---------- SUPPLIED RECORDS ----------
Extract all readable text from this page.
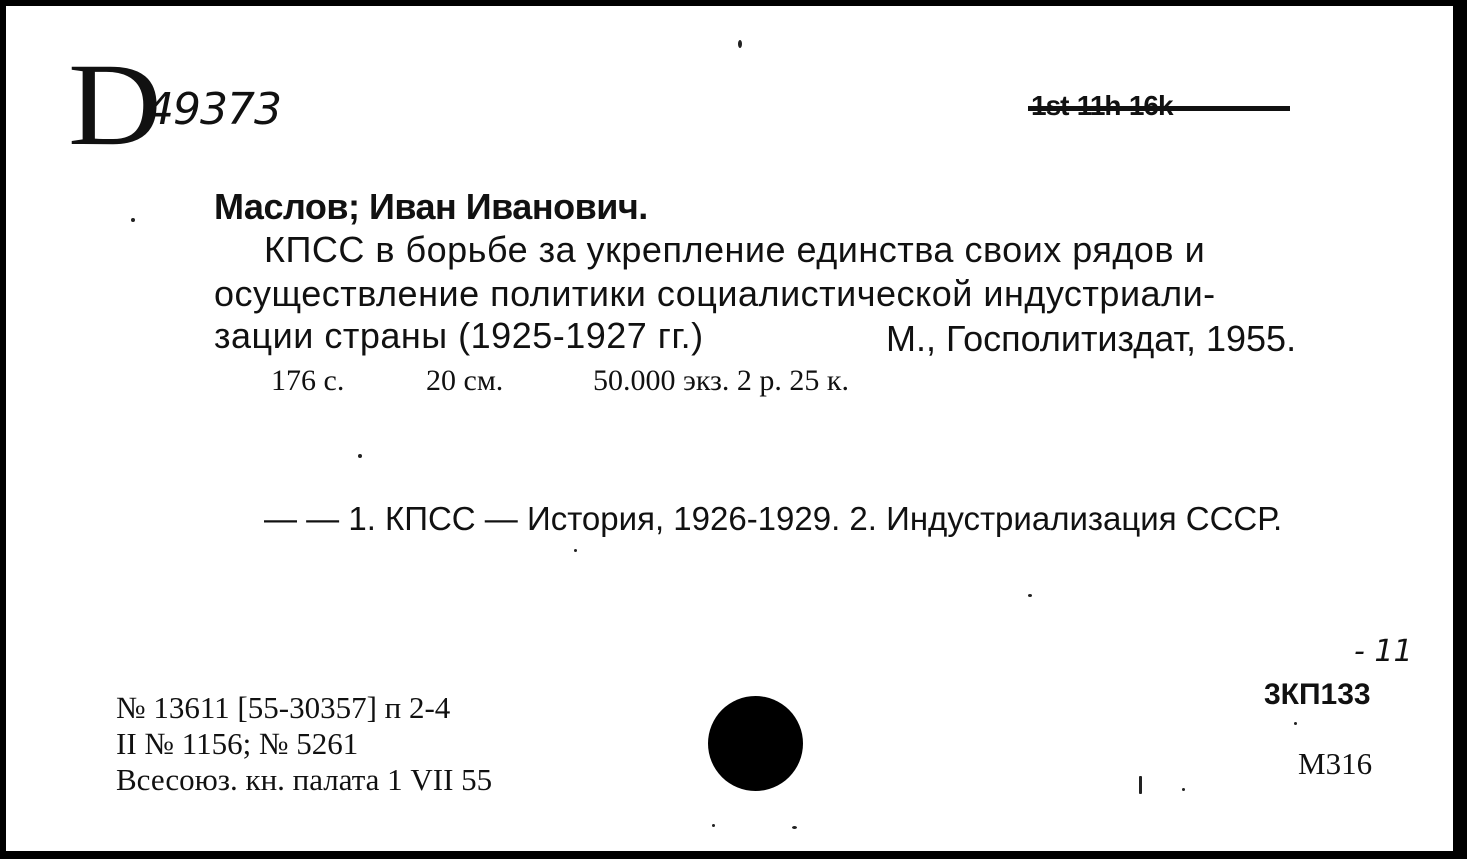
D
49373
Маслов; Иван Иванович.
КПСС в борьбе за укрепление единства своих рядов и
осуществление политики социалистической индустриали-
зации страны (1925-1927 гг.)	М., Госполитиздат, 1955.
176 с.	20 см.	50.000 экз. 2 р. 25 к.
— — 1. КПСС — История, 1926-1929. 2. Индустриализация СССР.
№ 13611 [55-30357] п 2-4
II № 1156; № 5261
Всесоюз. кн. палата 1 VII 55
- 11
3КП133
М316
----------
---------- SUPPLIED RECORDS ----------
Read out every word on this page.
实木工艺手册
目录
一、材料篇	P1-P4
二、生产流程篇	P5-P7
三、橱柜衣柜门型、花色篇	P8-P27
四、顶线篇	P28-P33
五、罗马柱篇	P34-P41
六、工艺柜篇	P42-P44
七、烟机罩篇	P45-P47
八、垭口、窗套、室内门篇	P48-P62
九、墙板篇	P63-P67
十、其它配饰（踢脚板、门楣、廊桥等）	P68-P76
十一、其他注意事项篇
----------
---------- SUPPLIED RECORDS ----------
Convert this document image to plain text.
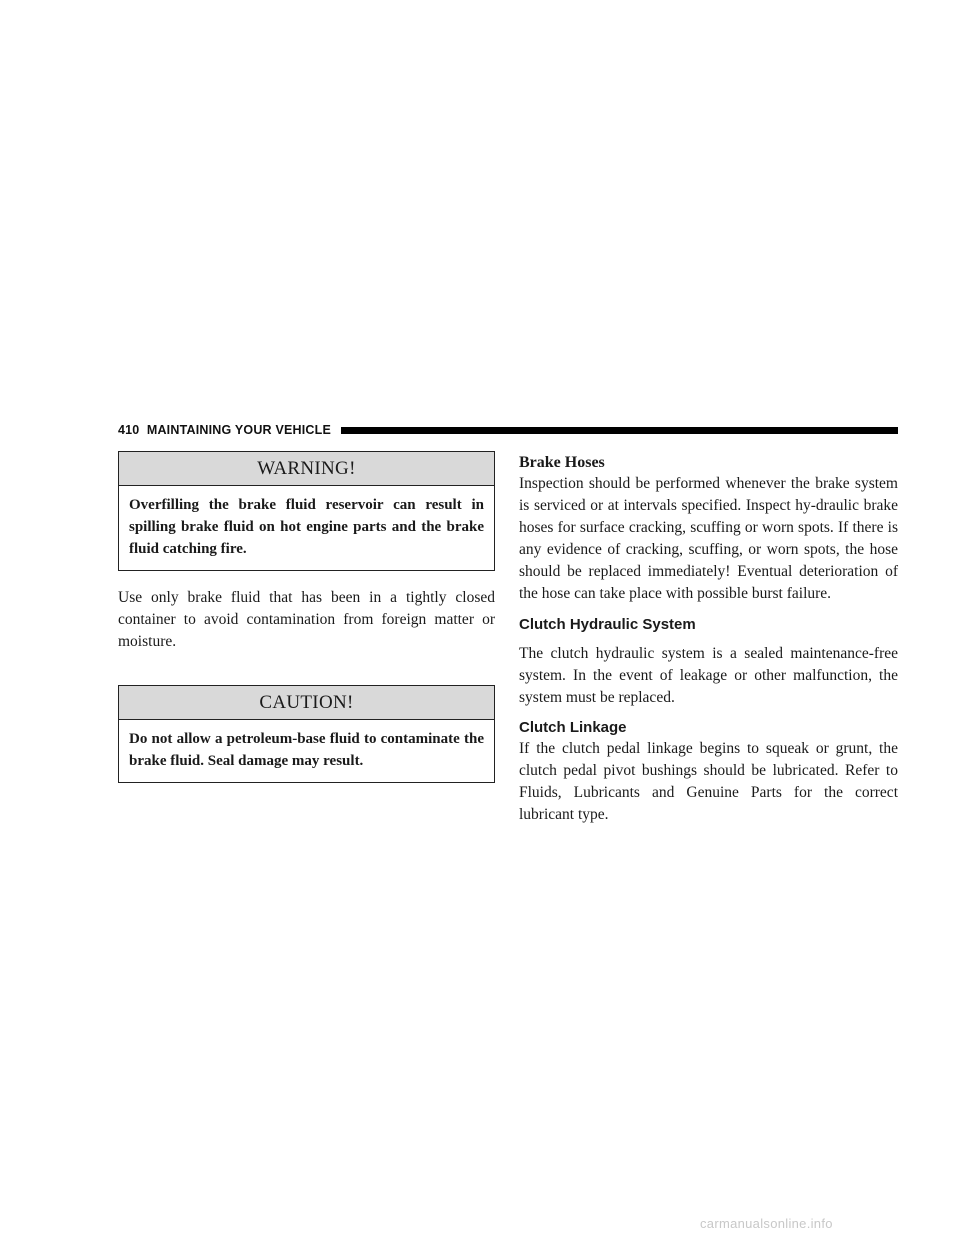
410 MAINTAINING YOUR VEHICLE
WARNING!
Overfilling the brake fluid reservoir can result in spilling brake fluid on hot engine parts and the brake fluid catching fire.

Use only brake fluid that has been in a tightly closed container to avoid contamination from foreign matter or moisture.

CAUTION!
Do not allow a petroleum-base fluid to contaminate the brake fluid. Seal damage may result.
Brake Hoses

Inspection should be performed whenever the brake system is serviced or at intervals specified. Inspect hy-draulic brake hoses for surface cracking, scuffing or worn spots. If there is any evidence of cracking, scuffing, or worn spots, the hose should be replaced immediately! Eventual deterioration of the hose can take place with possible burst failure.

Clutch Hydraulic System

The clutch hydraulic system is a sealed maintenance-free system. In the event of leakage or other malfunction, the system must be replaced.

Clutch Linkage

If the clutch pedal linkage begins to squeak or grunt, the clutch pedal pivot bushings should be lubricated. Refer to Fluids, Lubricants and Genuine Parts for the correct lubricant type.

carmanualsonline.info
----------
INSTRUCTIONS FOR THE TASK.
From the entries, copy out each line containing the word "КПСС".

RESULT FOR THIS TASK.
КПСС в борьбе за укрепление единства своих рядов и
— — 1. КПСС — История, 1926-1929. 2. Индустриализация СССР.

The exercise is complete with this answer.